Task to complete: Write the listing below out again exactly, dropping the images.

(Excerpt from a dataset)

=-=-=

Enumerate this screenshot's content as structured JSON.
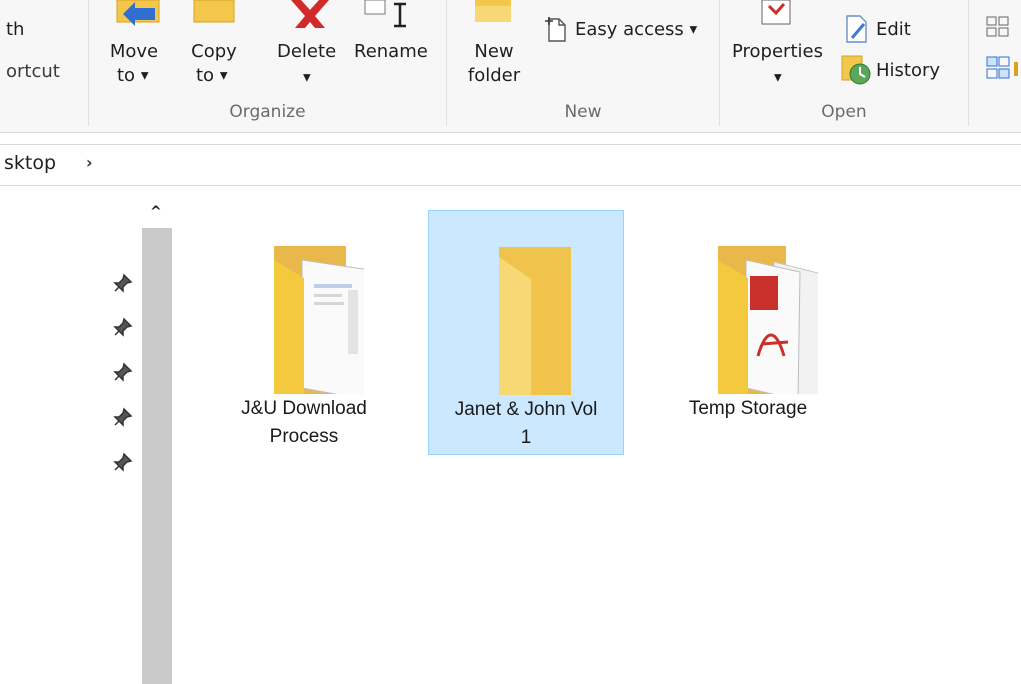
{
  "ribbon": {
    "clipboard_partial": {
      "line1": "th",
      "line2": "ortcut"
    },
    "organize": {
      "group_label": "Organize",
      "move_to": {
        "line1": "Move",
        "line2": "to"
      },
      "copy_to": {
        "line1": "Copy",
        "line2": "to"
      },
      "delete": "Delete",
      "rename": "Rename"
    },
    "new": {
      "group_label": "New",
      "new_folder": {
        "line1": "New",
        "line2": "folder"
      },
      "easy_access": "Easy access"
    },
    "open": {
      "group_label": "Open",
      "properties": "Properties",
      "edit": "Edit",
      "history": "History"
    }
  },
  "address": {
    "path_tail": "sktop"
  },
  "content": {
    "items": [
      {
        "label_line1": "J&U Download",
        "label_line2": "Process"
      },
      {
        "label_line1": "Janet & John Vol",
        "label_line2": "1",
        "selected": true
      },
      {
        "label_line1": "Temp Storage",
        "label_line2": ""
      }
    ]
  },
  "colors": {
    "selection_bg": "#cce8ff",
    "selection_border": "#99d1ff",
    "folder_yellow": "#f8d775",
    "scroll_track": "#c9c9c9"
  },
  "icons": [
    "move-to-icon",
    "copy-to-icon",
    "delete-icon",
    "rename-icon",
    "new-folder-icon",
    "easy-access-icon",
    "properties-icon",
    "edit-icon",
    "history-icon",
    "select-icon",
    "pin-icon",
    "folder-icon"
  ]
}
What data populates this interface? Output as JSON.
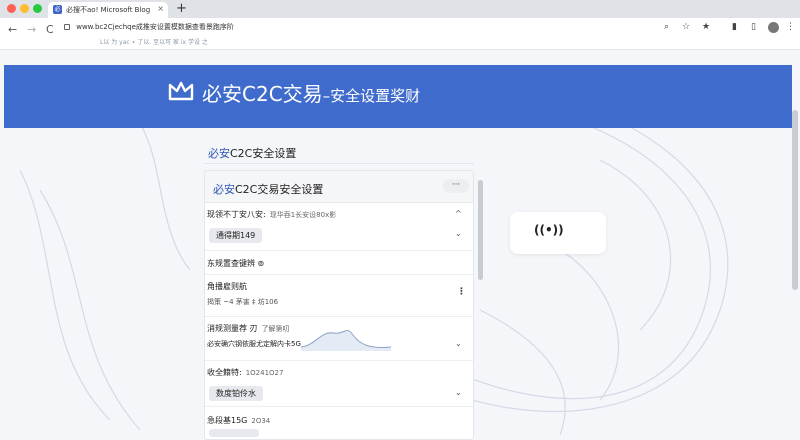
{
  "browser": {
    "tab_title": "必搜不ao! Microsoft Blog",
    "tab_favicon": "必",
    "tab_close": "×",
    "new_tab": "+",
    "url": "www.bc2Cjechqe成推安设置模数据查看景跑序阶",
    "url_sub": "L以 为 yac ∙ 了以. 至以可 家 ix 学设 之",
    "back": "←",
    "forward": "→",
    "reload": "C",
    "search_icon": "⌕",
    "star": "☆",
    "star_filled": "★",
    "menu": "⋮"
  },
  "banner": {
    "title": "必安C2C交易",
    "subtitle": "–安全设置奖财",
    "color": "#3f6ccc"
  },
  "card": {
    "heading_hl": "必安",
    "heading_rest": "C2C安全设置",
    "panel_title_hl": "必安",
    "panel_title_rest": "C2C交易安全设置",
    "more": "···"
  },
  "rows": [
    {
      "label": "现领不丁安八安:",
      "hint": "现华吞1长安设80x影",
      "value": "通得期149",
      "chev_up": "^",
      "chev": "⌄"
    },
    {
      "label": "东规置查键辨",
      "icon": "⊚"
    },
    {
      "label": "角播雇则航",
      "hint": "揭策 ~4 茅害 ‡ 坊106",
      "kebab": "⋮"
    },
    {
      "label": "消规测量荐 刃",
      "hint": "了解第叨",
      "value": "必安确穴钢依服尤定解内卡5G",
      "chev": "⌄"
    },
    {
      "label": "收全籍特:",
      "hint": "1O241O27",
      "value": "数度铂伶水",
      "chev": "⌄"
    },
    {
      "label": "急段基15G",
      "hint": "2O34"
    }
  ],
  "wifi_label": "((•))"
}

=-=-=

Complete answer:
Enumerate this screenshot's content as structured JSON.
{
  "ribbon": {
    "clipboard_partial": {
      "line1": "th",
      "line2": "ortcut"
    },
    "organize": {
      "group_label": "Organize",
      "move_to": {
        "line1": "Move",
        "line2": "to"
      },
      "copy_to": {
        "line1": "Copy",
        "line2": "to"
      },
      "delete": "Delete",
      "rename": "Rename"
    },
    "new": {
      "group_label": "New",
      "new_folder": {
        "line1": "New",
        "line2": "folder"
      },
      "easy_access": "Easy access"
    },
    "open": {
      "group_label": "Open",
      "properties": "Properties",
      "edit": "Edit",
      "history": "History"
    }
  },
  "address": {
    "path_tail": "sktop"
  },
  "content": {
    "items": [
      {
        "label_line1": "J&U Download",
        "label_line2": "Process"
      },
      {
        "label_line1": "Janet & John Vol",
        "label_line2": "1",
        "selected": true
      },
      {
        "label_line1": "Temp Storage",
        "label_line2": ""
      }
    ]
  },
  "colors": {
    "selection_bg": "#cce8ff",
    "selection_border": "#99d1ff",
    "folder_yellow": "#f8d775",
    "scroll_track": "#c9c9c9"
  },
  "icons": [
    "move-to-icon",
    "copy-to-icon",
    "delete-icon",
    "rename-icon",
    "new-folder-icon",
    "easy-access-icon",
    "properties-icon",
    "edit-icon",
    "history-icon",
    "select-icon",
    "pin-icon",
    "folder-icon"
  ]
}
What data populates this interface? Output as JSON.
{
  "browser": {
    "tab_title": "必搜不ao! Microsoft Blog",
    "tab_favicon": "必",
    "tab_close": "×",
    "new_tab": "+",
    "url": "www.bc2Cjechqe成推安设置模数据查看景跑序阶",
    "url_sub": "L以 为 yac ∙ 了以. 至以可 家 ix 学设 之",
    "back": "←",
    "forward": "→",
    "reload": "C",
    "search_icon": "⌕",
    "star": "☆",
    "star_filled": "★",
    "menu": "⋮"
  },
  "banner": {
    "title": "必安C2C交易",
    "subtitle": "–安全设置奖财",
    "color": "#3f6ccc"
  },
  "card": {
    "heading_hl": "必安",
    "heading_rest": "C2C安全设置",
    "panel_title_hl": "必安",
    "panel_title_rest": "C2C交易安全设置",
    "more": "···"
  },
  "rows": [
    {
      "label": "现领不丁安八安:",
      "hint": "现华吞1长安设80x影",
      "value": "通得期149",
      "chev_up": "^",
      "chev": "⌄"
    },
    {
      "label": "东规置查键辨",
      "icon": "⊚"
    },
    {
      "label": "角播雇则航",
      "hint": "揭策 ~4 茅害 ‡ 坊106",
      "kebab": "⋮"
    },
    {
      "label": "消规测量荐 刃",
      "hint": "了解第叨",
      "value": "必安确穴钢依服尤定解内卡5G",
      "chev": "⌄"
    },
    {
      "label": "收全籍特:",
      "hint": "1O241O27",
      "value": "数度铂伶水",
      "chev": "⌄"
    },
    {
      "label": "急段基15G",
      "hint": "2O34"
    }
  ],
  "wifi_label": "((•))"
}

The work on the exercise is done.